_Short task_:
Count every line in the entries that contains "Exhibit". Report that count alone.

Stored records:

■ ■ ■ ■

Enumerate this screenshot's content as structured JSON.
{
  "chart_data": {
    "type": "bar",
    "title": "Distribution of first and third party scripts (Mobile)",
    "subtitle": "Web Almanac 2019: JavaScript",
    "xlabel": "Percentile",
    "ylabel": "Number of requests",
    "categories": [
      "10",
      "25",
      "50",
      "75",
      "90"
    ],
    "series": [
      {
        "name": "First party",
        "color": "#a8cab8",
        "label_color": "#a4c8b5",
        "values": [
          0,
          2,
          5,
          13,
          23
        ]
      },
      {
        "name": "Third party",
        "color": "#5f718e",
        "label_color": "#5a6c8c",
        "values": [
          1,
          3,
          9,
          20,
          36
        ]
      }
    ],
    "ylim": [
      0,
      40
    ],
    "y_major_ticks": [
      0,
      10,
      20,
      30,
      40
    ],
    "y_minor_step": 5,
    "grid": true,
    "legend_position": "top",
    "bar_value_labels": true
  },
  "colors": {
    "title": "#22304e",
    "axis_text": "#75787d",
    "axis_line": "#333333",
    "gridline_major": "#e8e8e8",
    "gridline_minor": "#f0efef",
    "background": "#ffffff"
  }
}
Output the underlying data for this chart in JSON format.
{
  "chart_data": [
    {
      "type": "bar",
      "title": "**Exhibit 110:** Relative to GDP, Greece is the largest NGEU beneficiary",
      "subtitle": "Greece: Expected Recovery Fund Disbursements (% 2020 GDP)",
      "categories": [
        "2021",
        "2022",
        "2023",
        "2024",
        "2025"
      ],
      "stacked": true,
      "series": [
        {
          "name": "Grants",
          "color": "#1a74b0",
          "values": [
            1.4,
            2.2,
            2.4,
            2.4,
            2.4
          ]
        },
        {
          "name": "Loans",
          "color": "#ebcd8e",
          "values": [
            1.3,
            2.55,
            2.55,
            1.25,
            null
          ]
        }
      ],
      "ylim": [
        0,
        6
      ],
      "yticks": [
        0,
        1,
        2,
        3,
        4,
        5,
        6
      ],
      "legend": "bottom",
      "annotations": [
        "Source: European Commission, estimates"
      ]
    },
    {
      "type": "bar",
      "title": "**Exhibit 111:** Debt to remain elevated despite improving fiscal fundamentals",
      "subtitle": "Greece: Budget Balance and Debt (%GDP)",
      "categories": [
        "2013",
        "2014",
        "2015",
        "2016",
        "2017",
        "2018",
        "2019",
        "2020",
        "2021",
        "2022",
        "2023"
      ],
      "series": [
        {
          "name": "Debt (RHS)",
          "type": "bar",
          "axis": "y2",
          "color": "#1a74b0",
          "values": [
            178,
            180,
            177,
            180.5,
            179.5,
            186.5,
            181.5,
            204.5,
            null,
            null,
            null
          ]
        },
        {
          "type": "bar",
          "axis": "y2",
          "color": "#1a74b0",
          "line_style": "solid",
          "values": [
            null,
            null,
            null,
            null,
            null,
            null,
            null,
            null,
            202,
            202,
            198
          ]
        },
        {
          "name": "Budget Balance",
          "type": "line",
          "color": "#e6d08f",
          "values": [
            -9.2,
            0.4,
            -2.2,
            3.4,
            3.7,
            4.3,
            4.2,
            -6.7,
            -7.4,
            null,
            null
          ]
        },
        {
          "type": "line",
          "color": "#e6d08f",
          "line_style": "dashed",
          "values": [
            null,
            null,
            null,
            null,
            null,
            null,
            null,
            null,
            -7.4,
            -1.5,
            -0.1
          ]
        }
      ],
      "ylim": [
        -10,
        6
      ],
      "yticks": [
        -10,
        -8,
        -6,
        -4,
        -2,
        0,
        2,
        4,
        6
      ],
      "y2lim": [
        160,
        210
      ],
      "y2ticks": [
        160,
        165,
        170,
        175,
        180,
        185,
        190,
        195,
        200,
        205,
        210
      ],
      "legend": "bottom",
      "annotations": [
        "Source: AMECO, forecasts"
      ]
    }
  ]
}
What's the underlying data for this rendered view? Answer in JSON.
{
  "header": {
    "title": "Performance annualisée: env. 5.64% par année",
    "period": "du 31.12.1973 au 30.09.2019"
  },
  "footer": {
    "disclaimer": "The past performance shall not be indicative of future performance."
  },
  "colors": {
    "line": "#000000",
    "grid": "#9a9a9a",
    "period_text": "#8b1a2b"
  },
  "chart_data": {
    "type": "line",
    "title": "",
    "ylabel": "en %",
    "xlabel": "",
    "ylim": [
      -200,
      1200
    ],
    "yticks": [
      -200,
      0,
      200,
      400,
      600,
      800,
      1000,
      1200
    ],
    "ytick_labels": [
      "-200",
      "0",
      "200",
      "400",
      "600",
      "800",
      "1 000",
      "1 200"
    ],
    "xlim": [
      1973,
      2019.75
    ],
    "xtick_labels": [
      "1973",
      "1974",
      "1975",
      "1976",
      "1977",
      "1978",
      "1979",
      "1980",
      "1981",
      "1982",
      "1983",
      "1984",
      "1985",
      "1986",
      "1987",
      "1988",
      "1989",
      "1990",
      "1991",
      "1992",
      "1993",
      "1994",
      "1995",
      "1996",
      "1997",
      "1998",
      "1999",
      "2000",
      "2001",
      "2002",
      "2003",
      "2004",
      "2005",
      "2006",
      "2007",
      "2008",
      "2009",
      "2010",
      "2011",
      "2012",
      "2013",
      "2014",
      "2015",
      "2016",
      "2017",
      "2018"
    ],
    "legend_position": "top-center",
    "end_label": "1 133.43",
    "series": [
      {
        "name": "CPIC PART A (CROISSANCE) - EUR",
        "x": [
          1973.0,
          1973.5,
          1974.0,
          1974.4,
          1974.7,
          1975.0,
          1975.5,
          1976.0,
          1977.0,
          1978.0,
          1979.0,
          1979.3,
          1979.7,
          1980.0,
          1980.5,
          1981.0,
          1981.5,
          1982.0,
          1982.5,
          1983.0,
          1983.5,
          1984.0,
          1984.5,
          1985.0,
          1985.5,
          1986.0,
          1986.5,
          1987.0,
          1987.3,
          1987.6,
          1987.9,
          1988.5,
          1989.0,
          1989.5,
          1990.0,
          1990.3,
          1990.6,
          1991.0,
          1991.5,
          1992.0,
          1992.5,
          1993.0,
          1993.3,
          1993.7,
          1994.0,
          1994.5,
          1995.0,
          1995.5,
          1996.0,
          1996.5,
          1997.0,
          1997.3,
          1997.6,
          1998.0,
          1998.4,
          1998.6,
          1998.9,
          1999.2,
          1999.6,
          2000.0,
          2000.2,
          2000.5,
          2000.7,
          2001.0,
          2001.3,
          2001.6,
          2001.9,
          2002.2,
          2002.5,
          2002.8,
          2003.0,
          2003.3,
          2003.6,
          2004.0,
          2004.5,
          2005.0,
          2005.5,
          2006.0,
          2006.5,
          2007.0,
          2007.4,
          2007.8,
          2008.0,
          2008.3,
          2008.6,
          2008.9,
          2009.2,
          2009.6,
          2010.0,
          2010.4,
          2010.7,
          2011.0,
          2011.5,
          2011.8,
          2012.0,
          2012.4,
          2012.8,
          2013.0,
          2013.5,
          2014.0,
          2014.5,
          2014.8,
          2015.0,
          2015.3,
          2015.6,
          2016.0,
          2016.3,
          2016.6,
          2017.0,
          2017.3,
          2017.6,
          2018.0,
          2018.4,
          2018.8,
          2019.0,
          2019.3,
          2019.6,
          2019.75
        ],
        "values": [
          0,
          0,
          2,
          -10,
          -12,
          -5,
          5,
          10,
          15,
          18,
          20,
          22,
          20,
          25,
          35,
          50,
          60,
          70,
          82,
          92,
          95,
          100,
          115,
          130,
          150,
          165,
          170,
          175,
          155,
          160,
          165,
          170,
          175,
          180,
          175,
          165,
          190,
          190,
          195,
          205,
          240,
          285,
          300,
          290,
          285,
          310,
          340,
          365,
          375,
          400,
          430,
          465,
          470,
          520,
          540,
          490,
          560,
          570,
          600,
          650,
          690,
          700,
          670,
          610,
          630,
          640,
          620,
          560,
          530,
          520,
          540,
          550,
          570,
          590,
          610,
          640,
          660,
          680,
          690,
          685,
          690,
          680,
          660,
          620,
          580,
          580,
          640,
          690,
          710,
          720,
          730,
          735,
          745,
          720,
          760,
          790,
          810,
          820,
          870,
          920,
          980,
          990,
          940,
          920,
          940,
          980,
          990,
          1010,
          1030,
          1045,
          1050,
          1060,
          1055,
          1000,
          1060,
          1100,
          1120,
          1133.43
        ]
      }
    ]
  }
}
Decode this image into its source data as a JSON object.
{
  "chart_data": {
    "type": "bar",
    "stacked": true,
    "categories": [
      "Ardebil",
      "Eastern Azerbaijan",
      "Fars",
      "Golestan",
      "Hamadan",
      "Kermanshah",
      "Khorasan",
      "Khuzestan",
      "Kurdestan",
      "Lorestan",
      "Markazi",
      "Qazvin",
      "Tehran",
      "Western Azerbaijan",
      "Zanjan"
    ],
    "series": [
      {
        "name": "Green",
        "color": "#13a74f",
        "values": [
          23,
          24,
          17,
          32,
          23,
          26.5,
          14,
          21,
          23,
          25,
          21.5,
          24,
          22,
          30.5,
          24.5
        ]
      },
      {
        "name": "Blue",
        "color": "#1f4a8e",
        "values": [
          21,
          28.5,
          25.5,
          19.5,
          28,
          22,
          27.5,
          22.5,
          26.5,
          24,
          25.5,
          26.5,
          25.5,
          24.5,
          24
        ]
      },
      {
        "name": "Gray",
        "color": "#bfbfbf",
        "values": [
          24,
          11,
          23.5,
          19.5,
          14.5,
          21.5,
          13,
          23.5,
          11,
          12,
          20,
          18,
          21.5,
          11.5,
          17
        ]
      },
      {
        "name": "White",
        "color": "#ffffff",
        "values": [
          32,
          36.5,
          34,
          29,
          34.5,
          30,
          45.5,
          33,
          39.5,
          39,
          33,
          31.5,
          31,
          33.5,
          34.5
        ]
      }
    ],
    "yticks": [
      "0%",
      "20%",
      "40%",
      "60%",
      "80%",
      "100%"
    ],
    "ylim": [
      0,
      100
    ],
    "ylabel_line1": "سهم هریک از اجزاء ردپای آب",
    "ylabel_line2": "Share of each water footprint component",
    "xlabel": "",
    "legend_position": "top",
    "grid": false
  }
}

■ ■ ■ ■

_Exercise result_:
2